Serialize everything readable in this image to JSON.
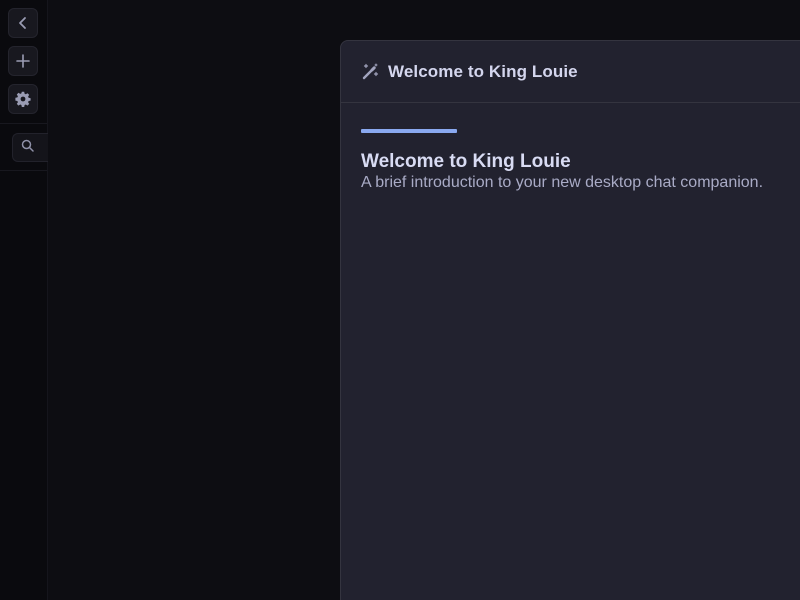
{
  "sidebar": {
    "buttons": [
      {
        "icon": "chevron-left-icon"
      },
      {
        "icon": "plus-icon"
      },
      {
        "icon": "gear-icon"
      }
    ],
    "search": {
      "icon": "search-icon"
    }
  },
  "modal": {
    "header_icon": "magic-wand-icon",
    "title": "Welcome to King Louie",
    "step": {
      "title": "Welcome to King Louie",
      "subtitle": "A brief introduction to your new desktop chat companion."
    },
    "progress_fraction": 0.2
  },
  "colors": {
    "accent": "#8aa9f0",
    "modal_bg": "#22222f",
    "app_bg": "#0c0c12"
  }
}
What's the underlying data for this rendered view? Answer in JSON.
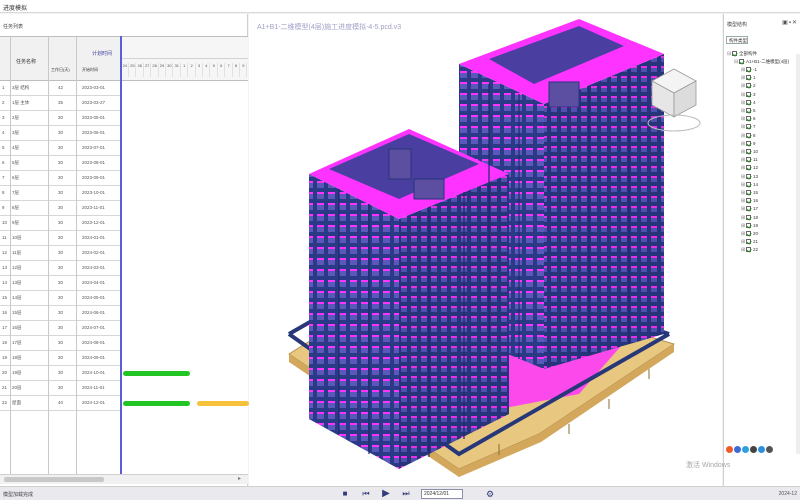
{
  "window": {
    "title": "进度模拟"
  },
  "left_panel": {
    "title": "任务列表",
    "headers": {
      "task_name": "任务名称",
      "plan_time": "计划时间",
      "duration": "工作日(天)",
      "start_date": "开始时间"
    },
    "rows": [
      {
        "no": "1",
        "name": "3层 结构",
        "dur": "42",
        "date": "2023-03-01"
      },
      {
        "no": "2",
        "name": "1层 主体",
        "dur": "35",
        "date": "2023-03-27"
      },
      {
        "no": "3",
        "name": "2层",
        "dur": "30",
        "date": "2023-05-01"
      },
      {
        "no": "4",
        "name": "3层",
        "dur": "30",
        "date": "2023-06-01"
      },
      {
        "no": "5",
        "name": "4层",
        "dur": "30",
        "date": "2023-07-01"
      },
      {
        "no": "6",
        "name": "5层",
        "dur": "30",
        "date": "2023-08-01"
      },
      {
        "no": "7",
        "name": "6层",
        "dur": "30",
        "date": "2023-09-01"
      },
      {
        "no": "8",
        "name": "7层",
        "dur": "30",
        "date": "2023-10-01"
      },
      {
        "no": "9",
        "name": "8层",
        "dur": "30",
        "date": "2023-11-01"
      },
      {
        "no": "10",
        "name": "9层",
        "dur": "30",
        "date": "2023-12-01"
      },
      {
        "no": "11",
        "name": "10层",
        "dur": "30",
        "date": "2024-01-01"
      },
      {
        "no": "12",
        "name": "11层",
        "dur": "30",
        "date": "2024-02-01"
      },
      {
        "no": "13",
        "name": "12层",
        "dur": "30",
        "date": "2024-03-01"
      },
      {
        "no": "14",
        "name": "13层",
        "dur": "30",
        "date": "2024-04-01"
      },
      {
        "no": "15",
        "name": "14层",
        "dur": "30",
        "date": "2024-05-01"
      },
      {
        "no": "16",
        "name": "15层",
        "dur": "30",
        "date": "2024-06-01"
      },
      {
        "no": "17",
        "name": "16层",
        "dur": "30",
        "date": "2024-07-01"
      },
      {
        "no": "18",
        "name": "17层",
        "dur": "30",
        "date": "2024-08-01"
      },
      {
        "no": "19",
        "name": "18层",
        "dur": "30",
        "date": "2024-09-01"
      },
      {
        "no": "20",
        "name": "19层",
        "dur": "30",
        "date": "2024-10-01"
      },
      {
        "no": "21",
        "name": "20层",
        "dur": "30",
        "date": "2024-11-01"
      },
      {
        "no": "22",
        "name": "屋面",
        "dur": "40",
        "date": "2024-12-01"
      }
    ],
    "gantt_days": [
      "24",
      "25",
      "26",
      "27",
      "28",
      "29",
      "30",
      "31",
      "1",
      "2",
      "3",
      "4",
      "5",
      "6",
      "7",
      "8",
      "9"
    ],
    "gantt_bars": [
      {
        "row": 19,
        "start": 0,
        "span": 9,
        "color": "#22c524"
      },
      {
        "row": 21,
        "start": 0,
        "span": 9,
        "color": "#22c524"
      },
      {
        "row": 21,
        "start": 10,
        "span": 7,
        "color": "#f7c23a"
      }
    ]
  },
  "viewport": {
    "title": "A1+B1-二维模型(4层)施工进度模拟-4-5.pcd.v3",
    "colors": {
      "floor": "#5c4ea0",
      "slab": "#ff33ff",
      "base": "#e8c880",
      "grid": "#273778"
    }
  },
  "right_panel": {
    "title": "模型结构",
    "combo": "构件类型",
    "tree_root": "全部构件",
    "tree_sub": "A1+B1-二维模型(4层)",
    "tree_items": [
      "-1",
      "1",
      "2",
      "3",
      "4",
      "5",
      "6",
      "7",
      "8",
      "9",
      "10",
      "11",
      "12",
      "13",
      "14",
      "15",
      "16",
      "17",
      "18",
      "19",
      "20",
      "21",
      "22"
    ]
  },
  "bottom_bar": {
    "status": "模型加载完成",
    "date_value": "2024/12/01",
    "right_date": "2024-12"
  },
  "watermark": "激活 Windows"
}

══════

GIVEN REQUEST =
State how many lines of the records above contain the word "Louie", giving only that number.

THE OUTPUT =
2